Dataset extract
-- Begin --

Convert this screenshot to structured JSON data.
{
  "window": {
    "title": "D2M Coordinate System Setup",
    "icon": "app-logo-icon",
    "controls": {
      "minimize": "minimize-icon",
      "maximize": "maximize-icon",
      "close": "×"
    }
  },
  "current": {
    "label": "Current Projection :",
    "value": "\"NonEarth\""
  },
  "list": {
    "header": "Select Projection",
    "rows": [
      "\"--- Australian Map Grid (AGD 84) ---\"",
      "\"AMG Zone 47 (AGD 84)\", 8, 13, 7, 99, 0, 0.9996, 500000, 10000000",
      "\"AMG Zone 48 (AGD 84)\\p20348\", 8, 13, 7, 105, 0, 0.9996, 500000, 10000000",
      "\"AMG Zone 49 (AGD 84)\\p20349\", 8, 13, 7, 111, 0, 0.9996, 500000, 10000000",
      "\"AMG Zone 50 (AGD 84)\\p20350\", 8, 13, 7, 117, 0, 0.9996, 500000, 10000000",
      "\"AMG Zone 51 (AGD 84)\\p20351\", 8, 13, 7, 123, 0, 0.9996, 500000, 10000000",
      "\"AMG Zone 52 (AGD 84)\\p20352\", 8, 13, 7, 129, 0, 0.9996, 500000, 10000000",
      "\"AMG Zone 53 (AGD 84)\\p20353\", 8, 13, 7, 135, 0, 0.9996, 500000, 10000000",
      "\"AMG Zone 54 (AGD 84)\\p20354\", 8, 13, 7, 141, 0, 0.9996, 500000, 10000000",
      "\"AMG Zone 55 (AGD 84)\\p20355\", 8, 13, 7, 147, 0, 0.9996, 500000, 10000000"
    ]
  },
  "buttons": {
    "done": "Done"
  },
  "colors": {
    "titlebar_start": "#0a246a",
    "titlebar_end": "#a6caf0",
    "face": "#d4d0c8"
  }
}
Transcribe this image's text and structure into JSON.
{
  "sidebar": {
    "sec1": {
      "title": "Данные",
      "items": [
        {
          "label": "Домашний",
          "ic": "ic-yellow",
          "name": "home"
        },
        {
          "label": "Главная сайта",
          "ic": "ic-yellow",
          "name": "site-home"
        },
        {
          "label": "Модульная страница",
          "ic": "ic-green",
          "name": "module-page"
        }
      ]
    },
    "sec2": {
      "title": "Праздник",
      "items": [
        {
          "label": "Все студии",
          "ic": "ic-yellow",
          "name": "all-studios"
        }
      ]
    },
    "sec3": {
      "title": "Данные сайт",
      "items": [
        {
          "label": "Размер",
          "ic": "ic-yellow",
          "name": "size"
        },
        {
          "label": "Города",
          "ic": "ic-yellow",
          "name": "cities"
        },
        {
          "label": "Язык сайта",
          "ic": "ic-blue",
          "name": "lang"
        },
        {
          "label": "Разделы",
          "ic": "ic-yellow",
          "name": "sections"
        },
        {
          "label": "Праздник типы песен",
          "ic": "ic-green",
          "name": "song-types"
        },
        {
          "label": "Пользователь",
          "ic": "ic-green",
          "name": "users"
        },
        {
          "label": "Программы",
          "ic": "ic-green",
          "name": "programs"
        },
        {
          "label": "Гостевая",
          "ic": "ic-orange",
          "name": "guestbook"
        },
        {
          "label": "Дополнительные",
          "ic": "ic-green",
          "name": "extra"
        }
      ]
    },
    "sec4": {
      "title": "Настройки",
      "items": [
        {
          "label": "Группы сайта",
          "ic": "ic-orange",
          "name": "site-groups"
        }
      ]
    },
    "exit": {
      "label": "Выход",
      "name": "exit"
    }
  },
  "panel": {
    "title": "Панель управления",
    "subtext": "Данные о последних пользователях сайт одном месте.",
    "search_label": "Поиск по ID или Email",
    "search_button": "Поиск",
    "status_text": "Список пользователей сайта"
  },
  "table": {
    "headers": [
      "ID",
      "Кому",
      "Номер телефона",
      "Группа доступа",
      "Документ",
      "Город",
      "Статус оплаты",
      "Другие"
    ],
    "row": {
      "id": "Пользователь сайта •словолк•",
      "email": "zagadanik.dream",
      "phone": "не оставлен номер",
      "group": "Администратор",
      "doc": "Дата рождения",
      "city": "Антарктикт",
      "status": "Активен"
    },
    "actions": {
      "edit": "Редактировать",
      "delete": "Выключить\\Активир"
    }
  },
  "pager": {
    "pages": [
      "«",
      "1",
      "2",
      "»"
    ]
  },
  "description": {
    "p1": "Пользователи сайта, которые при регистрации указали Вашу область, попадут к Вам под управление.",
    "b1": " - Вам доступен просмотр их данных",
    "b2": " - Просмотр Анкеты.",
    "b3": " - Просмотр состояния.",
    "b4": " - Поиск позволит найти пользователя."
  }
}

-- End --

Task description
Copy out each line of the entries that holds "сайта".

Written reply
          "label": "Главная сайта",
          "label": "Язык сайта",
          "label": "Группы сайта",
    "status_text": "Список пользователей сайта"
      "id": "Пользователь сайта •словолк•",
    "p1": "Пользователи сайта, которые при регистрации указали Вашу область, попадут к Вам под управление.",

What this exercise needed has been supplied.